# [Your instructions]
Repeat the material below exactly, line for line.
=== Input rows ===
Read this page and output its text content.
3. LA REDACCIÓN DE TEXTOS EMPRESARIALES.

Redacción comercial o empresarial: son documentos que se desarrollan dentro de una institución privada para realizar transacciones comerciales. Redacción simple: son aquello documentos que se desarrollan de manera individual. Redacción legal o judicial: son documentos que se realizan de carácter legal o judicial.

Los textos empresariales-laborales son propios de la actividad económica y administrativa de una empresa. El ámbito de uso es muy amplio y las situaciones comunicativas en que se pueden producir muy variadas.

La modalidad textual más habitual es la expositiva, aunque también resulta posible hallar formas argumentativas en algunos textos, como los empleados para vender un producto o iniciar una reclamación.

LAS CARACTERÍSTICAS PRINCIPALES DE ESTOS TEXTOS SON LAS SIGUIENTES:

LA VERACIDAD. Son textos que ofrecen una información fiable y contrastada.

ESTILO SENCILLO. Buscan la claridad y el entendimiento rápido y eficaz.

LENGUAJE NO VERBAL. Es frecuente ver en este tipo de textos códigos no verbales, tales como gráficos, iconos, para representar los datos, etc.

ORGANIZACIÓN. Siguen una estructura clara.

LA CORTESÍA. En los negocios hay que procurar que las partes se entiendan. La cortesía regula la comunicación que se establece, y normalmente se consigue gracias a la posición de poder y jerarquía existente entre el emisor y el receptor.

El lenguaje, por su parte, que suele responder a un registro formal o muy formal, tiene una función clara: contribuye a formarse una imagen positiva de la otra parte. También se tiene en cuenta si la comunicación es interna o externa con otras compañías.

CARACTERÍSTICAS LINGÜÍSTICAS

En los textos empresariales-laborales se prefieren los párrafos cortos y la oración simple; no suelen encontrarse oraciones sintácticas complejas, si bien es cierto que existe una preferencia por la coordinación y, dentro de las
===
# [Complete answer]
Read this page and output its text content.
3. LA REDACCIÓN DE TEXTOS EMPRESARIALES.

Redacción comercial o empresarial: son documentos que se desarrollan dentro de una institución privada para realizar transacciones comerciales. Redacción simple: son aquello documentos que se desarrollan de manera individual. Redacción legal o judicial: son documentos que se realizan de carácter legal o judicial.

Los textos empresariales-laborales son propios de la actividad económica y administrativa de una empresa. El ámbito de uso es muy amplio y las situaciones comunicativas en que se pueden producir muy variadas.

La modalidad textual más habitual es la expositiva, aunque también resulta posible hallar formas argumentativas en algunos textos, como los empleados para vender un producto o iniciar una reclamación.

LAS CARACTERÍSTICAS PRINCIPALES DE ESTOS TEXTOS SON LAS SIGUIENTES:

LA VERACIDAD. Son textos que ofrecen una información fiable y contrastada.

ESTILO SENCILLO. Buscan la claridad y el entendimiento rápido y eficaz.

LENGUAJE NO VERBAL. Es frecuente ver en este tipo de textos códigos no verbales, tales como gráficos, iconos, para representar los datos, etc.

ORGANIZACIÓN. Siguen una estructura clara.

LA CORTESÍA. En los negocios hay que procurar que las partes se entiendan. La cortesía regula la comunicación que se establece, y normalmente se consigue gracias a la posición de poder y jerarquía existente entre el emisor y el receptor.

El lenguaje, por su parte, que suele responder a un registro formal o muy formal, tiene una función clara: contribuye a formarse una imagen positiva de la otra parte. También se tiene en cuenta si la comunicación es interna o externa con otras compañías.

CARACTERÍSTICAS LINGÜÍSTICAS

En los textos empresariales-laborales se prefieren los párrafos cortos y la oración simple; no suelen encontrarse oraciones sintácticas complejas, si bien es cierto que existe una preferencia por la coordinación y, dentro de las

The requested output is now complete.